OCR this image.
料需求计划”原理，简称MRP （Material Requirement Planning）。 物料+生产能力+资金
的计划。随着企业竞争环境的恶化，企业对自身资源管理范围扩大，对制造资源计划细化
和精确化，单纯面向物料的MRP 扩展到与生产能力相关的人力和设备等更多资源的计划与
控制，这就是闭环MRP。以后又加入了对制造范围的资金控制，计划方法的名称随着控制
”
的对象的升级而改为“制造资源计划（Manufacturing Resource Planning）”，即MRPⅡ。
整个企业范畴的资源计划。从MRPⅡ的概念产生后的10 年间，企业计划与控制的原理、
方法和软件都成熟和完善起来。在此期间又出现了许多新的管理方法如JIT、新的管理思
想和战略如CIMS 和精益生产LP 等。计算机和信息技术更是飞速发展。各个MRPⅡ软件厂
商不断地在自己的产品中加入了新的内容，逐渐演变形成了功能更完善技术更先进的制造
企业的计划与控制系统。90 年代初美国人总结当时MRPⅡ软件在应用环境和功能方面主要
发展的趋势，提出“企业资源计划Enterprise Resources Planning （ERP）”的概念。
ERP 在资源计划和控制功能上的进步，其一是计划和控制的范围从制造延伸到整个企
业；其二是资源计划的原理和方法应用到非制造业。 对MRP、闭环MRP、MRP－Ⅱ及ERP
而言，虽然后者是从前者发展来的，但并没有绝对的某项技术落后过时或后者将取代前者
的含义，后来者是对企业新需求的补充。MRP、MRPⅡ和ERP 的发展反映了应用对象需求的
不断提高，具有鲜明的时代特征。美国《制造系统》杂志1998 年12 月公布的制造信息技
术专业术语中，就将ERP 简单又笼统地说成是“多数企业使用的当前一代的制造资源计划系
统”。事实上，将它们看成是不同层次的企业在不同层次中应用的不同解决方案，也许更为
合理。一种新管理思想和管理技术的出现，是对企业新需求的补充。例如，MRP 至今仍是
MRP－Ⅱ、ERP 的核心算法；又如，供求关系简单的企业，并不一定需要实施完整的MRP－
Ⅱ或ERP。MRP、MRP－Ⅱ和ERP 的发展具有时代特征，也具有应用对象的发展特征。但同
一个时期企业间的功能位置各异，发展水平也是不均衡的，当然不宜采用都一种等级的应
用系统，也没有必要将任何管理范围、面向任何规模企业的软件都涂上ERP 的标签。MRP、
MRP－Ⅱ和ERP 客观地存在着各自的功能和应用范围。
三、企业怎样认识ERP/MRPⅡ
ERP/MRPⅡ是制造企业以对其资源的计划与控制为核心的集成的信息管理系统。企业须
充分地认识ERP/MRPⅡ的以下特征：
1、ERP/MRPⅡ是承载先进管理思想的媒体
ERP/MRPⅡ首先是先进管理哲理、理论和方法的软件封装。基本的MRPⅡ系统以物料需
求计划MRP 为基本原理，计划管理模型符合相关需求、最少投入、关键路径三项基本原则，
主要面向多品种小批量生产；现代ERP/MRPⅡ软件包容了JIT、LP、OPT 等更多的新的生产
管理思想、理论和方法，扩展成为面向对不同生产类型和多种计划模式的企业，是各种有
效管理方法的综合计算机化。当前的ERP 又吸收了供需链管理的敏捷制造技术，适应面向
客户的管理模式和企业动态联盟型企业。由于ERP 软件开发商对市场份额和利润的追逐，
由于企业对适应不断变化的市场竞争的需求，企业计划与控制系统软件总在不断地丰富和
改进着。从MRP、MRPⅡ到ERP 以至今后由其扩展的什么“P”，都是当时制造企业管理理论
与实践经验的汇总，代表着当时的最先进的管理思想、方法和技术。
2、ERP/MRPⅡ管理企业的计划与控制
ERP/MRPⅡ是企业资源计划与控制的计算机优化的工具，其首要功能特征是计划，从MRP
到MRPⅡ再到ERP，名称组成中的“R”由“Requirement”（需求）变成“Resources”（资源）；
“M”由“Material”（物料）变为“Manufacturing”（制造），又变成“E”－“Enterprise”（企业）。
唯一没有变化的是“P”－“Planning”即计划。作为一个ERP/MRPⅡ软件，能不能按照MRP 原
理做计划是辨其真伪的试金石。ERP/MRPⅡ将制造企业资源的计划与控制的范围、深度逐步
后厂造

◆ ◆ ◆ ◆ ◆ ◆ ◆

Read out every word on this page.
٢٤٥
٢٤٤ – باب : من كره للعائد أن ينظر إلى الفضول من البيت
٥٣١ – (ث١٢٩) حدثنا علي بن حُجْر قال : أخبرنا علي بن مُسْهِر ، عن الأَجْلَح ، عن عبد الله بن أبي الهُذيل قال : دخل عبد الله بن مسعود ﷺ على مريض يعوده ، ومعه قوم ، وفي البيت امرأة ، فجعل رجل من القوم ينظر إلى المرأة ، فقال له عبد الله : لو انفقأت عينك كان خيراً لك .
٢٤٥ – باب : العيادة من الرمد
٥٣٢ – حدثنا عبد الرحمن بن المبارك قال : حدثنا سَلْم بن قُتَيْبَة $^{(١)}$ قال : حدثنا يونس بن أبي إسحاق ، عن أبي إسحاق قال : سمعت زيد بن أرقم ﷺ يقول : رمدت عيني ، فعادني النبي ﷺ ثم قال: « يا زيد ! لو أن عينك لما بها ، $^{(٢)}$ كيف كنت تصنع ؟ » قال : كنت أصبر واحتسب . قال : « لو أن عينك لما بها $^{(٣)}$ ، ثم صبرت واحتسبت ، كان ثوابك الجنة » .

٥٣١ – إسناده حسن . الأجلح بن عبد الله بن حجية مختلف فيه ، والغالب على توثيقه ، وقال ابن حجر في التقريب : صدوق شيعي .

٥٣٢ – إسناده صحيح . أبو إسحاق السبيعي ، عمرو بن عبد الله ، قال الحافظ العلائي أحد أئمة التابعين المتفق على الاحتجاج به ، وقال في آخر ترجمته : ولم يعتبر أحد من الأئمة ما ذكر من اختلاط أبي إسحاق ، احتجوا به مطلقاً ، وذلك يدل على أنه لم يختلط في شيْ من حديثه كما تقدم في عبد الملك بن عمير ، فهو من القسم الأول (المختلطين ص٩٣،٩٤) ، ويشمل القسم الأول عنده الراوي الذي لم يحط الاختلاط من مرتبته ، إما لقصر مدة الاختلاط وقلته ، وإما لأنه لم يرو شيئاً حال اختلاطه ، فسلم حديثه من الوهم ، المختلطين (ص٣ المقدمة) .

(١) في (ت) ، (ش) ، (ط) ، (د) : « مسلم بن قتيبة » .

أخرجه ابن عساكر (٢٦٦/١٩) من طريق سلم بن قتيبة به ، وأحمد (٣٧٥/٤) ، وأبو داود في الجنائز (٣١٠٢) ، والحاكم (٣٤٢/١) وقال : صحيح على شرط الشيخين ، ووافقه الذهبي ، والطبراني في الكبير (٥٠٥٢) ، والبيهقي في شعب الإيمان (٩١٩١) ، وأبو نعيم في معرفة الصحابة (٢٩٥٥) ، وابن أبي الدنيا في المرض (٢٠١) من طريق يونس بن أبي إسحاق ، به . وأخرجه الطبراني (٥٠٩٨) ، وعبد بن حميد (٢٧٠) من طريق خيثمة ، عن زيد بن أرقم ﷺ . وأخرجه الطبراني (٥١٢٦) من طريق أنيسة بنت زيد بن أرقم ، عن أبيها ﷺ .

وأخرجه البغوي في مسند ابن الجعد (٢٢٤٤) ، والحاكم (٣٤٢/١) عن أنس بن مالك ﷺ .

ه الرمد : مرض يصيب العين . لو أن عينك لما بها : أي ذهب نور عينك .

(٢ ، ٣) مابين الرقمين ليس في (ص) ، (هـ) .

◆ ◆ ◆ ◆ ◆ ◆ ◆

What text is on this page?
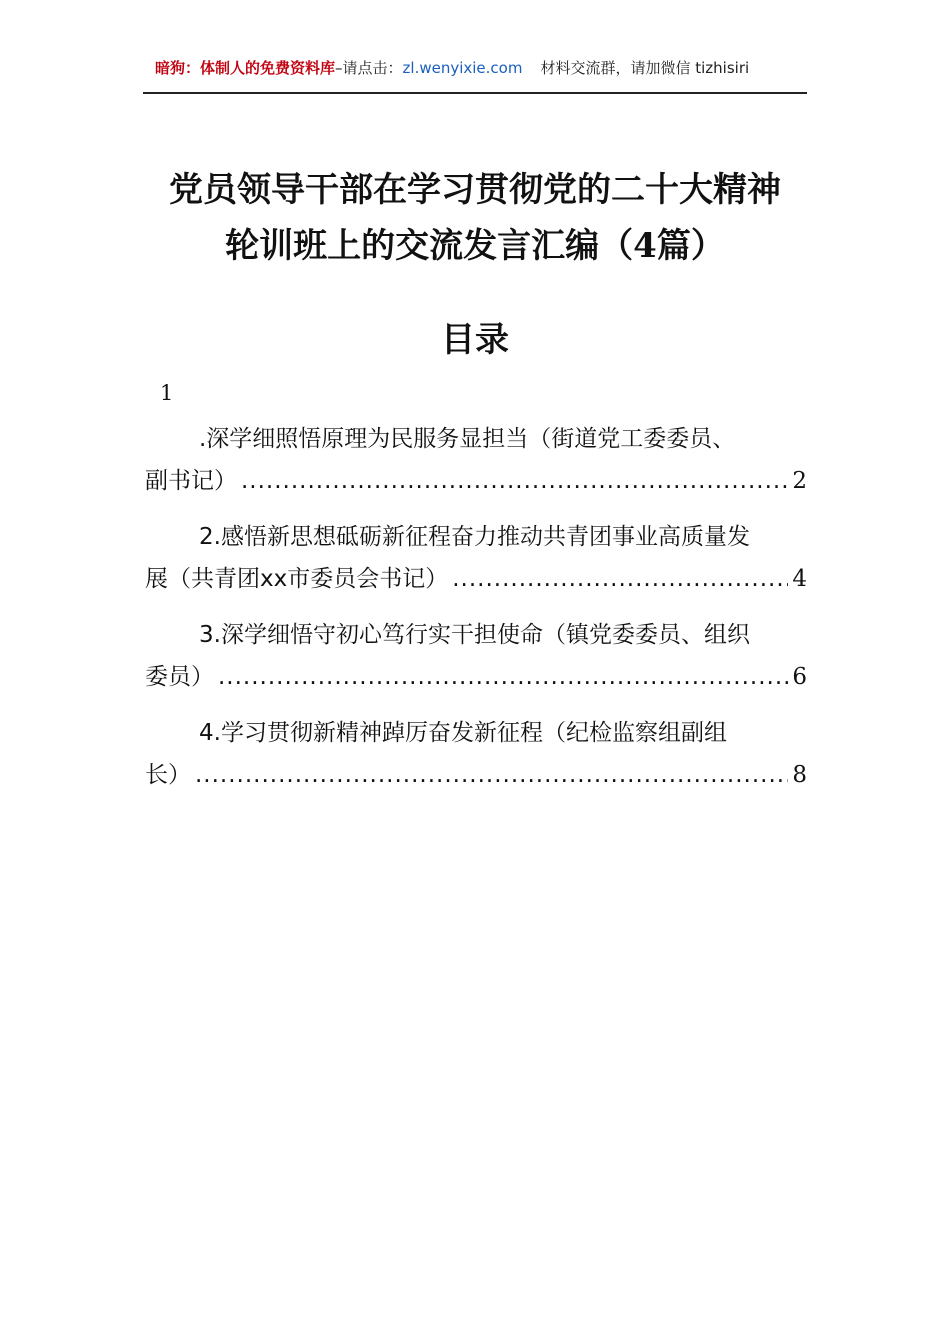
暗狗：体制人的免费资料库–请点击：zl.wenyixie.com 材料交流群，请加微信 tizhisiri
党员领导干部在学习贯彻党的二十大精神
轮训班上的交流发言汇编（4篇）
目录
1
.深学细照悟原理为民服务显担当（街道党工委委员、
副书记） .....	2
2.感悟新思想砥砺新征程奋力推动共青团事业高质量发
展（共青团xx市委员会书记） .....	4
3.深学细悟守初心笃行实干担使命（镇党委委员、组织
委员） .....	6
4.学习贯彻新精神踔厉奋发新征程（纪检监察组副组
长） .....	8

◆ ◆ ◆ ◆ ◆ ◆ ◆

§ **Work to do**
Extract each line holding the word "Planning" from the records.

§ **Written solution**
料需求计划”原理，简称MRP （Material Requirement Planning）。 物料+生产能力+资金
的对象的升级而改为“制造资源计划（Manufacturing Resource Planning）”，即MRPⅡ。
发展的趋势，提出“企业资源计划Enterprise Resources Planning （ERP）”的概念。
唯一没有变化的是“P”－“Planning”即计划。作为一个ERP/MRPⅡ软件，能不能按照MRP 原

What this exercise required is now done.